PROBLEM TO WORK ON:
Return every record below exactly as written, omitting any pictures.

RECORD EXTRACTS:
▼▼▼
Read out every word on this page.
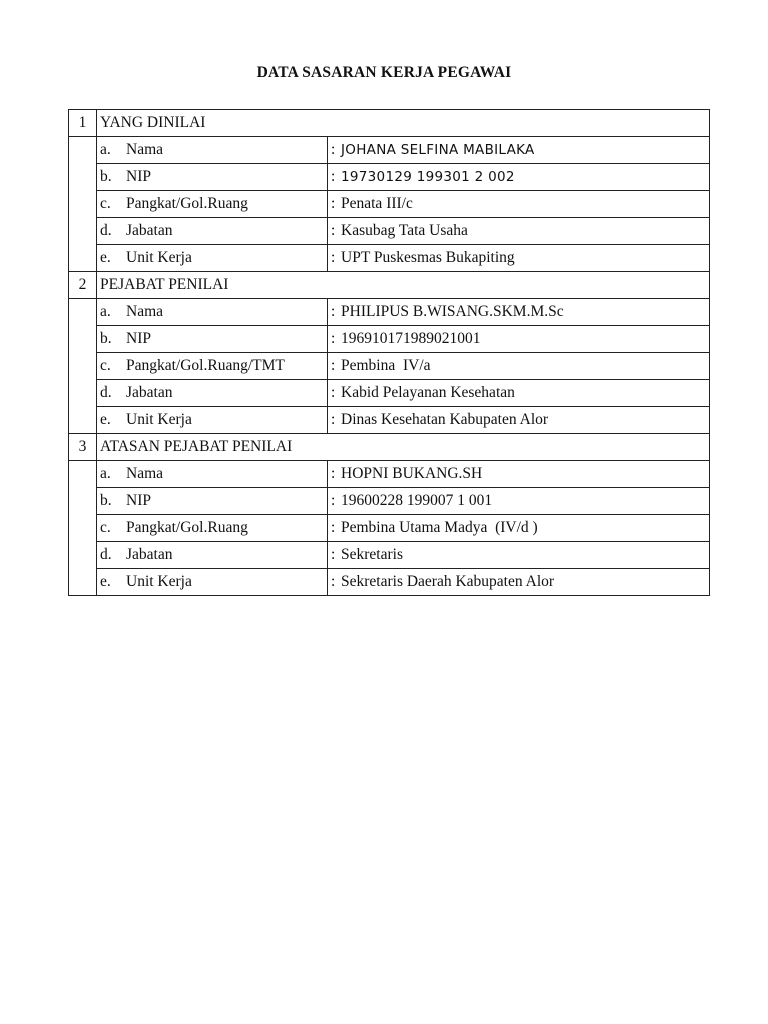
DATA SASARAN KERJA PEGAWAI
1	YANG DINILAI	
	a. Nama	: JOHANA SELFINA MABILAKA
	b. NIP	: 19730129 199301 2 002
	c. Pangkat/Gol.Ruang	: Penata III/c
	d. Jabatan	: Kasubag Tata Usaha
	e. Unit Kerja	: UPT Puskesmas Bukapiting
2	PEJABAT PENILAI	
	a. Nama	: PHILIPUS B.WISANG.SKM.M.Sc
	b. NIP	: 196910171989021001
	c. Pangkat/Gol.Ruang/TMT	: Pembina  IV/a
	d. Jabatan	: Kabid Pelayanan Kesehatan
	e. Unit Kerja	: Dinas Kesehatan Kabupaten Alor
3	ATASAN PEJABAT PENILAI	
	a. Nama	: HOPNI BUKANG.SH
	b. NIP	: 19600228 199007 1 001
	c. Pangkat/Gol.Ruang	: Pembina Utama Madya  (IV/d )
	d. Jabatan	: Sekretaris
	e. Unit Kerja	: Sekretaris Daerah Kabupaten Alor
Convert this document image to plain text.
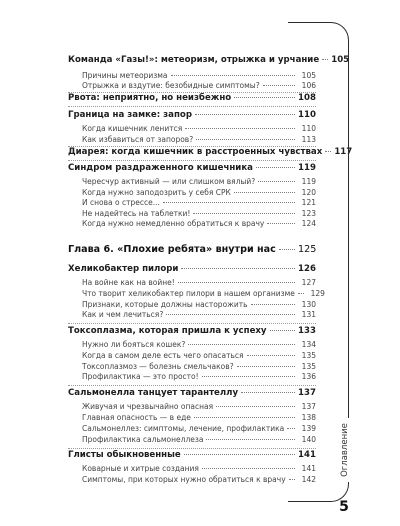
Команда «Газы!»: метеоризм, отрыжка и урчание 105
Причины метеоризма	105
Отрыжка и вздутие: безобидные симптомы?	106
Рвота: неприятно, но неизбежно	108
Граница на замке: запор	110
Когда кишечник ленится	110
Как избавиться от запоров?	113
Диарея: когда кишечник в расстроенных чувствах 117
Синдром раздраженного кишечника	119
Чересчур активный — или слишком вялый?	119
Когда нужно заподозрить у себя СРК	120
И снова о стрессе...	121
Не надейтесь на таблетки!	123
Когда нужно немедленно обратиться к врачу	124
Глава 6. «Плохие ребята» внутри нас 125
Хеликобактер пилори	126
На войне как на войне!	127
Что творит хеликобактер пилори в нашем организме	129
Признаки, которые должны насторожить	130
Как и чем лечиться?	131
Токсоплазма, которая пришла к успеху	133
Нужно ли бояться кошек?	134
Когда в самом деле есть чего опасаться	135
Токсоплазмоз — болезнь смельчаков?	135
Профилактика — это просто!	136
Сальмонелла танцует тарантеллу	137
Живучая и чрезвычайно опасная	137
Главная опасность — в еде	138
Сальмонеллез: симптомы, лечение, профилактика	139
Профилактика сальмонеллеза	140
Глисты обыкновенные	141
Коварные и хитрые создания	141
Симптомы, при которых нужно обратиться к врачу	142
Оглавление
5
▲▲▲
TASK SOLUTION:
Read out every word on this page.
DATA SASARAN KERJA PEGAWAI
1	YANG DINILAI	
	a. Nama	: JOHANA SELFINA MABILAKA
	b. NIP	: 19730129 199301 2 002
	c. Pangkat/Gol.Ruang	: Penata III/c
	d. Jabatan	: Kasubag Tata Usaha
	e. Unit Kerja	: UPT Puskesmas Bukapiting
2	PEJABAT PENILAI	
	a. Nama	: PHILIPUS B.WISANG.SKM.M.Sc
	b. NIP	: 196910171989021001
	c. Pangkat/Gol.Ruang/TMT	: Pembina  IV/a
	d. Jabatan	: Kabid Pelayanan Kesehatan
	e. Unit Kerja	: Dinas Kesehatan Kabupaten Alor
3	ATASAN PEJABAT PENILAI	
	a. Nama	: HOPNI BUKANG.SH
	b. NIP	: 19600228 199007 1 001
	c. Pangkat/Gol.Ruang	: Pembina Utama Madya  (IV/d )
	d. Jabatan	: Sekretaris
	e. Unit Kerja	: Sekretaris Daerah Kabupaten Alor
Convert this document image to plain text.
Команда «Газы!»: метеоризм, отрыжка и урчание 105
Причины метеоризма	105
Отрыжка и вздутие: безобидные симптомы?	106
Рвота: неприятно, но неизбежно	108
Граница на замке: запор	110
Когда кишечник ленится	110
Как избавиться от запоров?	113
Диарея: когда кишечник в расстроенных чувствах 117
Синдром раздраженного кишечника	119
Чересчур активный — или слишком вялый?	119
Когда нужно заподозрить у себя СРК	120
И снова о стрессе...	121
Не надейтесь на таблетки!	123
Когда нужно немедленно обратиться к врачу	124
Глава 6. «Плохие ребята» внутри нас 125
Хеликобактер пилори	126
На войне как на войне!	127
Что творит хеликобактер пилори в нашем организме	129
Признаки, которые должны насторожить	130
Как и чем лечиться?	131
Токсоплазма, которая пришла к успеху	133
Нужно ли бояться кошек?	134
Когда в самом деле есть чего опасаться	135
Токсоплазмоз — болезнь смельчаков?	135
Профилактика — это просто!	136
Сальмонелла танцует тарантеллу	137
Живучая и чрезвычайно опасная	137
Главная опасность — в еде	138
Сальмонеллез: симптомы, лечение, профилактика	139
Профилактика сальмонеллеза	140
Глисты обыкновенные	141
Коварные и хитрые создания	141
Симптомы, при которых нужно обратиться к врачу	142
Оглавление
5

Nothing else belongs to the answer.